**SHORT PROBLEM**
Search the records for "Cortex" and copy each line that holds it.

Figure content listings:
■ ■ ■
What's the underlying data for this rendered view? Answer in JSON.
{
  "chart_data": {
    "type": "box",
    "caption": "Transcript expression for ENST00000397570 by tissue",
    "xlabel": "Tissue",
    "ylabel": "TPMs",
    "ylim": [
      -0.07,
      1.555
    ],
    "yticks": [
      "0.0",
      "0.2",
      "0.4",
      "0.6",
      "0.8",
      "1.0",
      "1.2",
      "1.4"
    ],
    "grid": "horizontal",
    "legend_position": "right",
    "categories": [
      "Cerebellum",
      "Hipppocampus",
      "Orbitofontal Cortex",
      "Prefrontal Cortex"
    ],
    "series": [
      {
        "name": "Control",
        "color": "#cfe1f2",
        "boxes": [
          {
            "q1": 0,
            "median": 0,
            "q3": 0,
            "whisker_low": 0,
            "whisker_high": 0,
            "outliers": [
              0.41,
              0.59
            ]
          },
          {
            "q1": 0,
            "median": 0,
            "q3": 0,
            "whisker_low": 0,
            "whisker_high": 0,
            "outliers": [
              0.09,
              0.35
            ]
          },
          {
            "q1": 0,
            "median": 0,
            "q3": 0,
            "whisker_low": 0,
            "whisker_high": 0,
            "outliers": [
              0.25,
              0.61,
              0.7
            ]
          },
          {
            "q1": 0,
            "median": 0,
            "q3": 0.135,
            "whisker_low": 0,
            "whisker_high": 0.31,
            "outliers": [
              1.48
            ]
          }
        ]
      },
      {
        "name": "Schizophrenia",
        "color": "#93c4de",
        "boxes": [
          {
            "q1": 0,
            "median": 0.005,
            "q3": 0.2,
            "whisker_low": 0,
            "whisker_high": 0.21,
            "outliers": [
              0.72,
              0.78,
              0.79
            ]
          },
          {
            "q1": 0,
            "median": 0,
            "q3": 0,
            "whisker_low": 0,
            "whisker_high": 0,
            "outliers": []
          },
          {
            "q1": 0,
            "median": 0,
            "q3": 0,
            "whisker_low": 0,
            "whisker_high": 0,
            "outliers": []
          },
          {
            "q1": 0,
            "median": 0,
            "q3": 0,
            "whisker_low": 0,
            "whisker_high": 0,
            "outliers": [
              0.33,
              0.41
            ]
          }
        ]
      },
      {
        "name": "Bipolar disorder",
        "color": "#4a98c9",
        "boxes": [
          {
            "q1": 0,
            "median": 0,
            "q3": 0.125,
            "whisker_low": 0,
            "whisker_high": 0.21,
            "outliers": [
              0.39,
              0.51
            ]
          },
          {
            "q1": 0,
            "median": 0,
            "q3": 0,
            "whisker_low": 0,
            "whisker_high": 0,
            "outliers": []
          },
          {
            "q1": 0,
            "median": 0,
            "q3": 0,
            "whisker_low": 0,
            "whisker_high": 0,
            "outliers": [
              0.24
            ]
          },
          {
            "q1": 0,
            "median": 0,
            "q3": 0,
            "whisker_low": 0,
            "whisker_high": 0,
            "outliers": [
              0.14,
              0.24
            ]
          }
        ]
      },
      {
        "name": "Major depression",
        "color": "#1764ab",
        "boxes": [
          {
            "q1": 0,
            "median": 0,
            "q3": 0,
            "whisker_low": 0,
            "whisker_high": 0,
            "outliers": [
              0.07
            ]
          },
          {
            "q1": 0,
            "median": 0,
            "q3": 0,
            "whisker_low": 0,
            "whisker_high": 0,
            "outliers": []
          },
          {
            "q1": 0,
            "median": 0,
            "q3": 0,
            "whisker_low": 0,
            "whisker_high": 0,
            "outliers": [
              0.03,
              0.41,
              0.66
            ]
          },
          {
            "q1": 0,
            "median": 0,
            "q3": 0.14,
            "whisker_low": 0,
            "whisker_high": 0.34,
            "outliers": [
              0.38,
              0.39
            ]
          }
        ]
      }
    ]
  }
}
■ ■ ■
**SOLUTION TO THIS EXERCISE**
      "Orbitofontal Cortex",
      "Prefrontal Cortex"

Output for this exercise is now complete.